**Exercise brief:**
Examine the entries and show every line in which the word "Short" is found.

**Exercise inputs:**
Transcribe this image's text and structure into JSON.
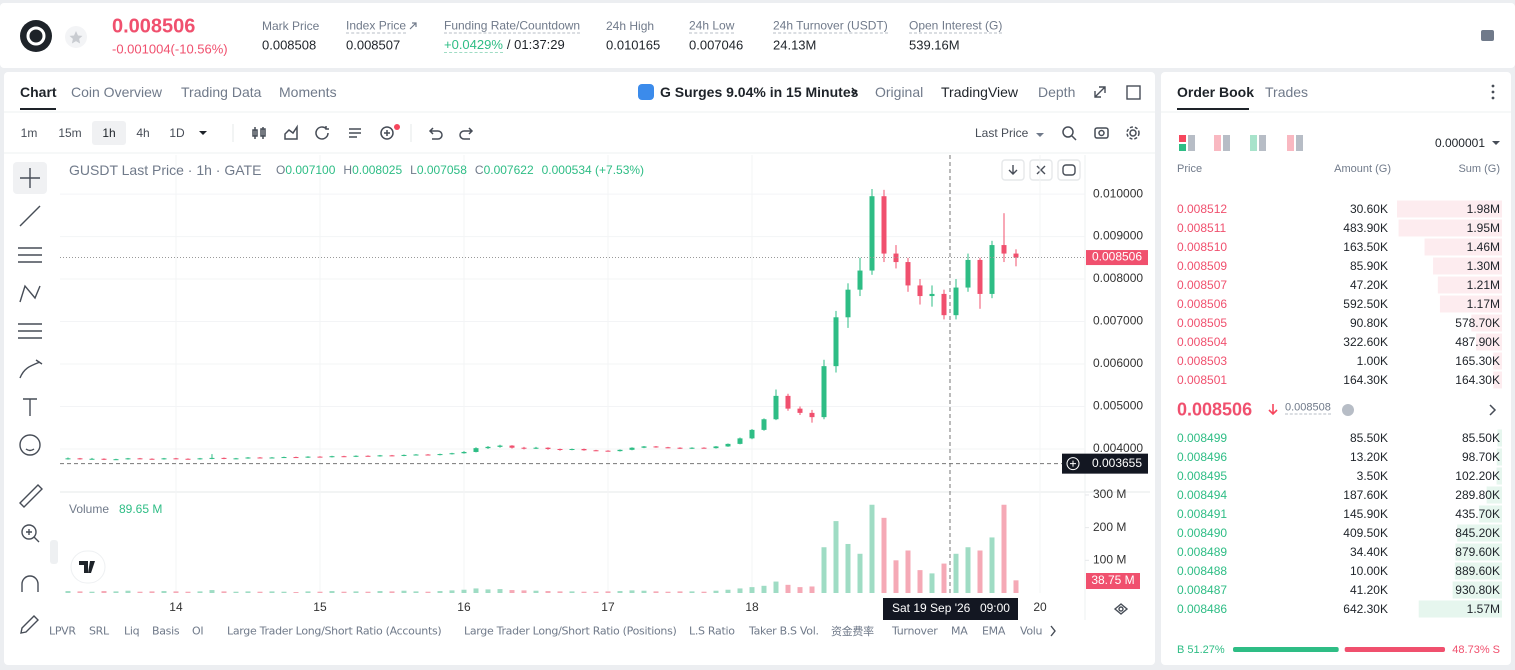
{
  "header": {
    "price": "0.008506",
    "change": "-0.001004(-10.56%)",
    "stats": [
      {
        "label": "Mark Price",
        "value": "0.008508"
      },
      {
        "label": "Index Price",
        "value": "0.008507"
      },
      {
        "label": "Funding Rate/Countdown",
        "value": "+0.0429%",
        "countdown": "/ 01:37:29"
      },
      {
        "label": "24h High",
        "value": "0.010165"
      },
      {
        "label": "24h Low",
        "value": "0.007046"
      },
      {
        "label": "24h Turnover (USDT)",
        "value": "24.13M"
      },
      {
        "label": "Open Interest (G)",
        "value": "539.16M"
      }
    ]
  },
  "chart_tabs": [
    "Chart",
    "Coin Overview",
    "Trading Data",
    "Moments"
  ],
  "news": "G Surges 9.04% in 15 Minutes",
  "view_tabs": [
    "Original",
    "TradingView",
    "Depth"
  ],
  "intervals": [
    "1m",
    "15m",
    "1h",
    "4h",
    "1D"
  ],
  "price_type": "Last Price",
  "legend": {
    "symbol": "GUSDT Last Price · 1h · GATE",
    "ohlc": [
      {
        "label": "O",
        "value": "0.007100"
      },
      {
        "label": "H",
        "value": "0.008025"
      },
      {
        "label": "L",
        "value": "0.007058"
      },
      {
        "label": "C",
        "value": "0.007622"
      }
    ],
    "change": "0.000534 (+7.53%)"
  },
  "volume_legend": {
    "label": "Volume",
    "value": "89.65 M"
  },
  "chart_data": {
    "type": "candlestick",
    "up_color": "#2ebd85",
    "down_color": "#f0506e",
    "volume_up_color": "#9fdcc4",
    "volume_down_color": "#f5a9b6",
    "grid": true,
    "xlim": [
      4.67,
      175.5
    ],
    "xticks": [
      {
        "value": 24,
        "label": "14"
      },
      {
        "value": 48,
        "label": "15"
      },
      {
        "value": 72,
        "label": "16"
      },
      {
        "value": 96,
        "label": "17"
      },
      {
        "value": 120,
        "label": "18"
      },
      {
        "value": 168,
        "label": "20"
      }
    ],
    "ylim": [
      0.00303,
      0.01092
    ],
    "yticks": [
      {
        "value": 0.004,
        "label": "0.004000"
      },
      {
        "value": 0.005,
        "label": "0.005000"
      },
      {
        "value": 0.006,
        "label": "0.006000"
      },
      {
        "value": 0.007,
        "label": "0.007000"
      },
      {
        "value": 0.008,
        "label": "0.008000"
      },
      {
        "value": 0.009,
        "label": "0.009000"
      },
      {
        "value": 0.01,
        "label": "0.010000"
      }
    ],
    "volume_ylim": [
      0,
      309
    ],
    "volume_yticks": [
      {
        "value": 100,
        "label": "100 M"
      },
      {
        "value": 200,
        "label": "200 M"
      },
      {
        "value": 300,
        "label": "300 M"
      }
    ],
    "candles": [
      [
        6,
        0.00377,
        0.0038,
        0.00375,
        0.00378,
        6
      ],
      [
        8,
        0.00378,
        0.00379,
        0.00375,
        0.00376,
        5
      ],
      [
        10,
        0.00376,
        0.00379,
        0.00375,
        0.00377,
        4
      ],
      [
        12,
        0.00377,
        0.00378,
        0.00374,
        0.00375,
        6
      ],
      [
        14,
        0.00375,
        0.00377,
        0.00374,
        0.00376,
        5
      ],
      [
        16,
        0.00376,
        0.00379,
        0.00375,
        0.00378,
        7
      ],
      [
        18,
        0.00378,
        0.00379,
        0.00376,
        0.00377,
        4
      ],
      [
        20,
        0.00377,
        0.00378,
        0.00375,
        0.00376,
        5
      ],
      [
        22,
        0.00376,
        0.00379,
        0.00375,
        0.00378,
        6
      ],
      [
        24,
        0.00378,
        0.00379,
        0.00376,
        0.00377,
        5
      ],
      [
        26,
        0.00377,
        0.00378,
        0.00375,
        0.00376,
        4
      ],
      [
        28,
        0.00376,
        0.00379,
        0.00375,
        0.00378,
        5
      ],
      [
        30,
        0.00378,
        0.00388,
        0.00376,
        0.00379,
        9
      ],
      [
        32,
        0.00379,
        0.0038,
        0.00376,
        0.00377,
        5
      ],
      [
        34,
        0.00377,
        0.00379,
        0.00376,
        0.00378,
        4
      ],
      [
        36,
        0.00378,
        0.00381,
        0.00377,
        0.0038,
        5
      ],
      [
        38,
        0.0038,
        0.00381,
        0.00378,
        0.00379,
        4
      ],
      [
        40,
        0.00379,
        0.00381,
        0.00378,
        0.0038,
        5
      ],
      [
        42,
        0.0038,
        0.00382,
        0.00379,
        0.00381,
        4
      ],
      [
        44,
        0.00381,
        0.00382,
        0.00379,
        0.0038,
        3
      ],
      [
        46,
        0.0038,
        0.00383,
        0.00379,
        0.00382,
        5
      ],
      [
        48,
        0.00382,
        0.00383,
        0.0038,
        0.00381,
        4
      ],
      [
        50,
        0.00381,
        0.00384,
        0.0038,
        0.00383,
        6
      ],
      [
        52,
        0.00383,
        0.00384,
        0.00381,
        0.00382,
        4
      ],
      [
        54,
        0.00382,
        0.00385,
        0.00381,
        0.00384,
        5
      ],
      [
        56,
        0.00384,
        0.00385,
        0.00382,
        0.00383,
        4
      ],
      [
        58,
        0.00383,
        0.00386,
        0.00382,
        0.00385,
        6
      ],
      [
        60,
        0.00385,
        0.00386,
        0.00383,
        0.00384,
        5
      ],
      [
        62,
        0.00384,
        0.00387,
        0.00383,
        0.00386,
        7
      ],
      [
        64,
        0.00386,
        0.00388,
        0.00385,
        0.00387,
        5
      ],
      [
        66,
        0.00387,
        0.00388,
        0.00385,
        0.00386,
        4
      ],
      [
        68,
        0.00386,
        0.00389,
        0.00385,
        0.00388,
        6
      ],
      [
        70,
        0.00388,
        0.00391,
        0.00387,
        0.0039,
        8
      ],
      [
        72,
        0.0039,
        0.00395,
        0.00389,
        0.00393,
        10
      ],
      [
        74,
        0.00393,
        0.00404,
        0.00392,
        0.00402,
        14
      ],
      [
        76,
        0.00402,
        0.00407,
        0.004,
        0.00405,
        11
      ],
      [
        78,
        0.00405,
        0.0041,
        0.00403,
        0.00408,
        12
      ],
      [
        80,
        0.00408,
        0.00409,
        0.00401,
        0.00403,
        9
      ],
      [
        82,
        0.00403,
        0.00405,
        0.00399,
        0.00401,
        8
      ],
      [
        84,
        0.00401,
        0.00405,
        0.004,
        0.00403,
        7
      ],
      [
        86,
        0.00403,
        0.00404,
        0.00398,
        0.004,
        6
      ],
      [
        88,
        0.004,
        0.00401,
        0.00396,
        0.00398,
        5
      ],
      [
        90,
        0.00398,
        0.00401,
        0.00397,
        0.004,
        5
      ],
      [
        92,
        0.004,
        0.00401,
        0.00396,
        0.00397,
        4
      ],
      [
        94,
        0.00397,
        0.00398,
        0.00395,
        0.00396,
        4
      ],
      [
        96,
        0.00396,
        0.00397,
        0.00394,
        0.00395,
        5
      ],
      [
        98,
        0.00395,
        0.00399,
        0.00394,
        0.00398,
        6
      ],
      [
        100,
        0.00398,
        0.00404,
        0.00397,
        0.00403,
        8
      ],
      [
        102,
        0.00403,
        0.00407,
        0.00402,
        0.00406,
        7
      ],
      [
        104,
        0.00406,
        0.00407,
        0.00403,
        0.00404,
        5
      ],
      [
        106,
        0.00404,
        0.00405,
        0.00402,
        0.00403,
        4
      ],
      [
        108,
        0.00403,
        0.00404,
        0.004,
        0.00401,
        5
      ],
      [
        110,
        0.00401,
        0.00404,
        0.004,
        0.00403,
        5
      ],
      [
        112,
        0.00403,
        0.00404,
        0.00401,
        0.00402,
        4
      ],
      [
        114,
        0.00402,
        0.00407,
        0.00401,
        0.00406,
        7
      ],
      [
        116,
        0.00406,
        0.00413,
        0.00405,
        0.00412,
        10
      ],
      [
        118,
        0.00412,
        0.00427,
        0.00411,
        0.00425,
        14
      ],
      [
        120,
        0.00425,
        0.00447,
        0.00423,
        0.00445,
        18
      ],
      [
        122,
        0.00445,
        0.00472,
        0.00443,
        0.0047,
        22
      ],
      [
        124,
        0.0047,
        0.0054,
        0.00468,
        0.00525,
        35
      ],
      [
        126,
        0.00525,
        0.0053,
        0.0049,
        0.00495,
        25
      ],
      [
        128,
        0.00495,
        0.005,
        0.0048,
        0.00485,
        18
      ],
      [
        130,
        0.00485,
        0.00492,
        0.00462,
        0.00475,
        20
      ],
      [
        132,
        0.00475,
        0.0061,
        0.0047,
        0.00595,
        140
      ],
      [
        134,
        0.00595,
        0.00725,
        0.0058,
        0.0071,
        220
      ],
      [
        136,
        0.0071,
        0.0079,
        0.00685,
        0.00775,
        150
      ],
      [
        138,
        0.00775,
        0.0085,
        0.0076,
        0.0082,
        120
      ],
      [
        140,
        0.0082,
        0.01012,
        0.0081,
        0.00995,
        270
      ],
      [
        142,
        0.00995,
        0.0101,
        0.0084,
        0.0086,
        230
      ],
      [
        144,
        0.0086,
        0.0088,
        0.00825,
        0.0084,
        100
      ],
      [
        146,
        0.0084,
        0.0085,
        0.0077,
        0.00785,
        130
      ],
      [
        148,
        0.00785,
        0.008,
        0.0074,
        0.0076,
        70
      ],
      [
        150,
        0.0076,
        0.00785,
        0.00735,
        0.00765,
        60
      ],
      [
        152,
        0.00765,
        0.00775,
        0.00705,
        0.00715,
        90
      ],
      [
        154,
        0.00715,
        0.008,
        0.00705,
        0.0078,
        120
      ],
      [
        156,
        0.0078,
        0.0086,
        0.0077,
        0.00845,
        140
      ],
      [
        158,
        0.00845,
        0.0085,
        0.0073,
        0.00765,
        130
      ],
      [
        160,
        0.00765,
        0.0089,
        0.00755,
        0.0088,
        170
      ],
      [
        162,
        0.0088,
        0.00955,
        0.0084,
        0.0086,
        270
      ],
      [
        164,
        0.0086,
        0.0087,
        0.0083,
        0.008506,
        38.75
      ]
    ],
    "last_price": 0.008506,
    "last_volume_label": "38.75 M",
    "crosshair": {
      "x": 153,
      "y": 0.003655,
      "date": "Sat 19 Sep '26",
      "time": "09:00"
    }
  },
  "bottom_tabs": [
    "LPVR",
    "SRL",
    "Liq",
    "Basis",
    "OI",
    "Large Trader Long/Short Ratio (Accounts)",
    "Large Trader Long/Short Ratio (Positions)",
    "L.S Ratio",
    "Taker B.S Vol.",
    "资金费率",
    "Turnover",
    "MA",
    "EMA",
    "Volu"
  ],
  "order_book": {
    "tabs": [
      "Order Book",
      "Trades"
    ],
    "precision": "0.000001",
    "columns": [
      "Price",
      "Amount (G)",
      "Sum (G)"
    ],
    "asks": {
      "prices": [
        "0.008512",
        "0.008511",
        "0.008510",
        "0.008509",
        "0.008507",
        "0.008506",
        "0.008505",
        "0.008504",
        "0.008503",
        "0.008501"
      ],
      "amounts": [
        "30.60K",
        "483.90K",
        "163.50K",
        "85.90K",
        "47.20K",
        "592.50K",
        "90.80K",
        "322.60K",
        "1.00K",
        "164.30K"
      ],
      "sums": [
        1980000,
        1950000,
        1460000,
        1300000,
        1210000,
        1170000,
        578700,
        487900,
        165300,
        164300
      ],
      "sum_labels": [
        "1.98M",
        "1.95M",
        "1.46M",
        "1.30M",
        "1.21M",
        "1.17M",
        "578.70K",
        "487.90K",
        "165.30K",
        "164.30K"
      ]
    },
    "last_price": "0.008506",
    "mark_price": "0.008508",
    "bids": {
      "prices": [
        "0.008499",
        "0.008496",
        "0.008495",
        "0.008494",
        "0.008491",
        "0.008490",
        "0.008489",
        "0.008488",
        "0.008487",
        "0.008486"
      ],
      "amounts": [
        "85.50K",
        "13.20K",
        "3.50K",
        "187.60K",
        "145.90K",
        "409.50K",
        "34.40K",
        "10.00K",
        "41.20K",
        "642.30K"
      ],
      "sums": [
        85500,
        98700,
        102200,
        289800,
        435700,
        845200,
        879600,
        889600,
        930800,
        1570000
      ],
      "sum_labels": [
        "85.50K",
        "98.70K",
        "102.20K",
        "289.80K",
        "435.70K",
        "845.20K",
        "879.60K",
        "889.60K",
        "930.80K",
        "1.57M"
      ]
    },
    "buy": 51.27,
    "buy_label": "B 51.27%",
    "sell": 48.73,
    "sell_label": "48.73% S"
  }
}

**Result of the exercise:**
    "Large Trader Long/Short Ratio (Accounts)",
    "Large Trader Long/Short Ratio (Positions)",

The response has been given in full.